### [Stated task]
Count every line that holds the string "this", then give that number alone.
>> Begin Records provided
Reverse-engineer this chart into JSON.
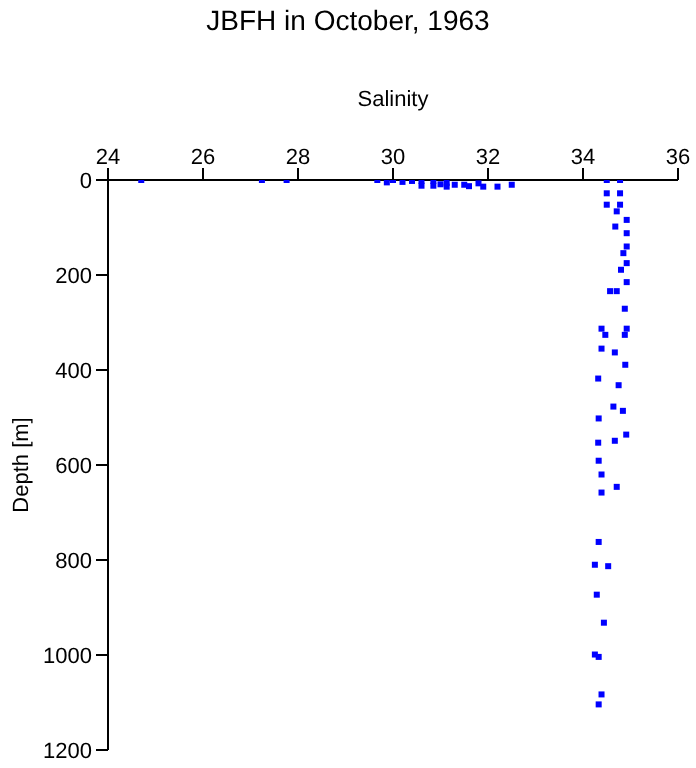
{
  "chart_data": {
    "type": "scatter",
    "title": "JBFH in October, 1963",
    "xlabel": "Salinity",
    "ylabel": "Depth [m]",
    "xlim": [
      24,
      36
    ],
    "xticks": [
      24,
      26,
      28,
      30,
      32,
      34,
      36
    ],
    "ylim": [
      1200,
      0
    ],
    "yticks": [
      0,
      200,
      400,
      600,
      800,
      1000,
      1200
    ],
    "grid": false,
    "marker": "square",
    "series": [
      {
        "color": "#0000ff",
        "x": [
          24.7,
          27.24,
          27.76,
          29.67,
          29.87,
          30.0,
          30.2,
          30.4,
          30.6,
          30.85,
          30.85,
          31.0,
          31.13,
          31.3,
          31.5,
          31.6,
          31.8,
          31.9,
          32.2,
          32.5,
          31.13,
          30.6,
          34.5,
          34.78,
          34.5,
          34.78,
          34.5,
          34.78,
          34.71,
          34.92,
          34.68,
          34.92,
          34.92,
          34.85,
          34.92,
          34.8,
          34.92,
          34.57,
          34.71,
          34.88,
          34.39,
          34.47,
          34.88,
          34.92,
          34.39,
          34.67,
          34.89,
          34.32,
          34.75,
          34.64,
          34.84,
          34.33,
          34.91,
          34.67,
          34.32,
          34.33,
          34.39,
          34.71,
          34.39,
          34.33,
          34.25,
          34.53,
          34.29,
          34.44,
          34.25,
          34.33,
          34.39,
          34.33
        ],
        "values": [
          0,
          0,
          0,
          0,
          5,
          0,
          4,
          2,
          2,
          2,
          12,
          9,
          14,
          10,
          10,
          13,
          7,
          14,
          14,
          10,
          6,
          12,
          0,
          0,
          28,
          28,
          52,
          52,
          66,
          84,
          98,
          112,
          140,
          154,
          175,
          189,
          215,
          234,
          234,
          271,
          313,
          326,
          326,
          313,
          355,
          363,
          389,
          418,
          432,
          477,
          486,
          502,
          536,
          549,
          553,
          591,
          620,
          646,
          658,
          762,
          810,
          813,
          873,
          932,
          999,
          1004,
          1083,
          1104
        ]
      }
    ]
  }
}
>> End Records provided
>> Begin Records provided
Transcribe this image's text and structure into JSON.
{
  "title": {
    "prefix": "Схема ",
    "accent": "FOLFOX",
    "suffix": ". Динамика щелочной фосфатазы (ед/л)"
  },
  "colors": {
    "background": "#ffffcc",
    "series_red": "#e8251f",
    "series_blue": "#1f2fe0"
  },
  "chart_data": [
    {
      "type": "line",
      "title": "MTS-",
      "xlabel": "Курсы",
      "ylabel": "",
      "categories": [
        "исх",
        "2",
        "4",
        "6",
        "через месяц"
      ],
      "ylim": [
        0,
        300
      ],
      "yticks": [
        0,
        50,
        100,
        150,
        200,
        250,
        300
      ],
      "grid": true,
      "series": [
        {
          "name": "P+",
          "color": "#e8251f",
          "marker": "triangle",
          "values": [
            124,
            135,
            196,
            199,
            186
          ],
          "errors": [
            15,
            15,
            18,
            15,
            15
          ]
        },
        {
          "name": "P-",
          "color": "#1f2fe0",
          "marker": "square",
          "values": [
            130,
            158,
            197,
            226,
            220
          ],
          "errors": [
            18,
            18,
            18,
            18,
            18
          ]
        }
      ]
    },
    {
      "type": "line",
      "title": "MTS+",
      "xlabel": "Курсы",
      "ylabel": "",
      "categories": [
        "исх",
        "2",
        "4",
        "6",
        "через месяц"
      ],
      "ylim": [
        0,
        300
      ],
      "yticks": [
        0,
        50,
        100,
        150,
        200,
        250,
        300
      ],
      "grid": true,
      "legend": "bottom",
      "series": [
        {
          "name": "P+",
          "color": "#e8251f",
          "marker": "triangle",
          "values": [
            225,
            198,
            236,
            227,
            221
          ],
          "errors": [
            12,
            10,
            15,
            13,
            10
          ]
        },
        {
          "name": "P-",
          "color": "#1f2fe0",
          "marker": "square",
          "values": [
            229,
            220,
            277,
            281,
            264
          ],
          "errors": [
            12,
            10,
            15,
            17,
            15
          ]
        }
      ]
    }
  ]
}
>> End Records provided
### [Exercise result]
2